Of all the lines in these entries, how many contain the string "label"? Give only that count.

> _Given data_:
________________
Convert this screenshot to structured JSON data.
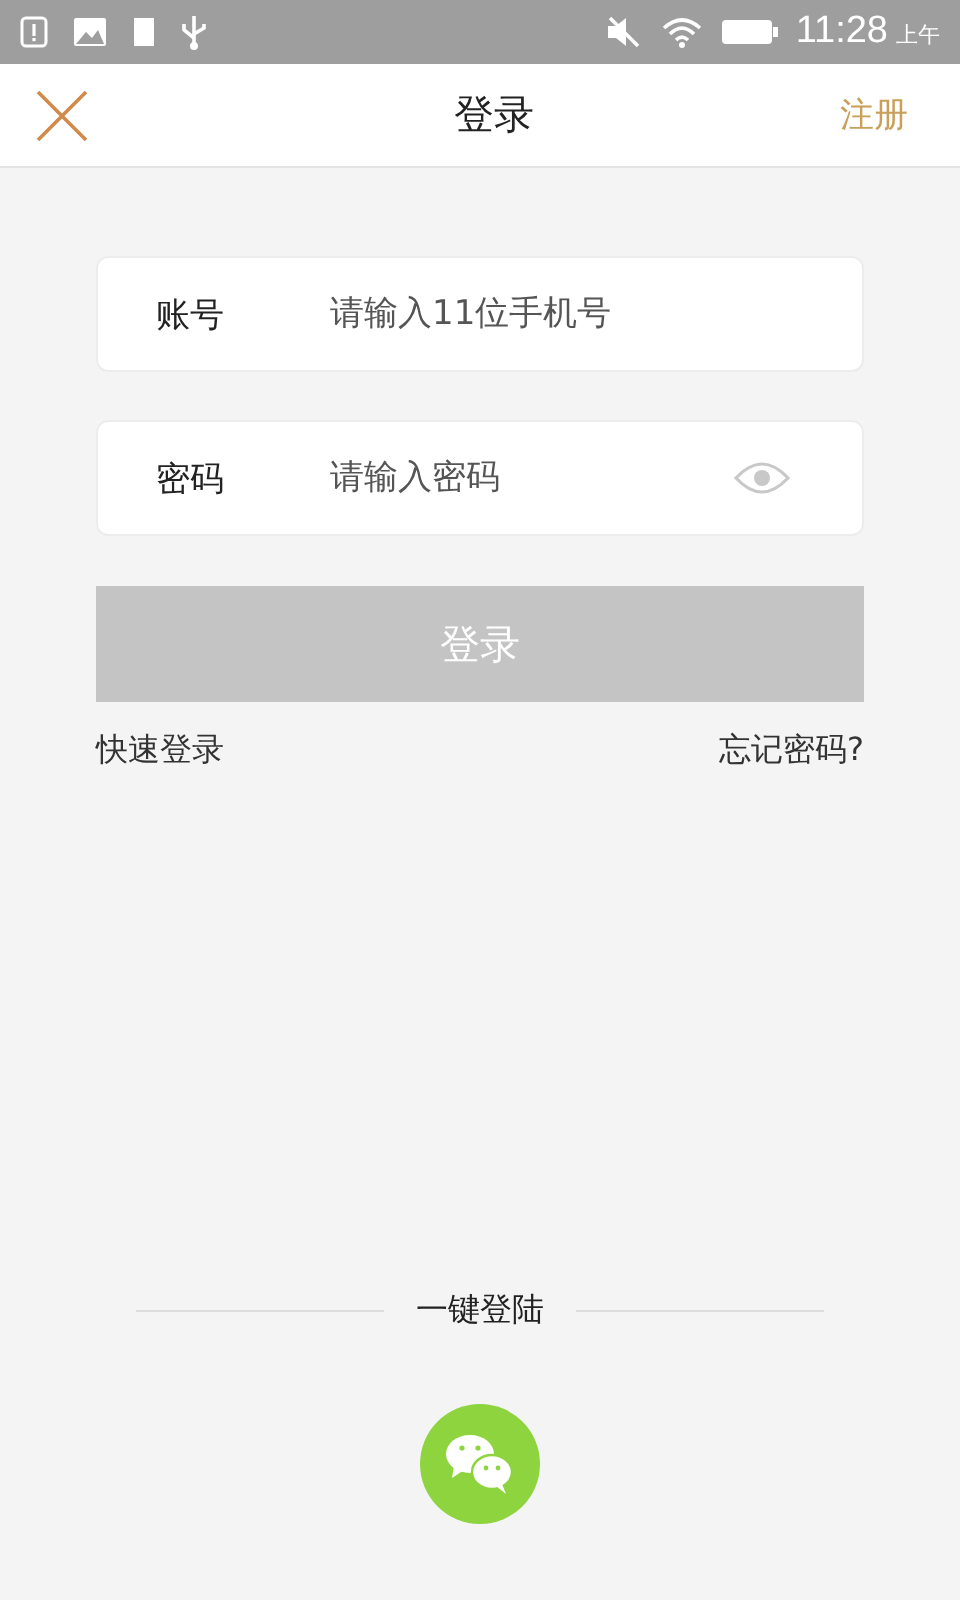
{
  "status_bar": {
    "time": "11:28",
    "period": "上午"
  },
  "nav": {
    "title": "登录",
    "action": "注册"
  },
  "fields": [
    {
      "kind": "text",
      "label": "账号",
      "placeholder": "请输入11位手机号"
    },
    {
      "kind": "password",
      "label": "密码",
      "placeholder": "请输入密码"
    }
  ],
  "login_button": {
    "label": "登录",
    "disabled": true
  },
  "links": [
    "快速登录",
    "忘记密码?"
  ],
  "quick_login": {
    "label": "一键登陆"
  }
}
________________
> _Exercise solution_:
4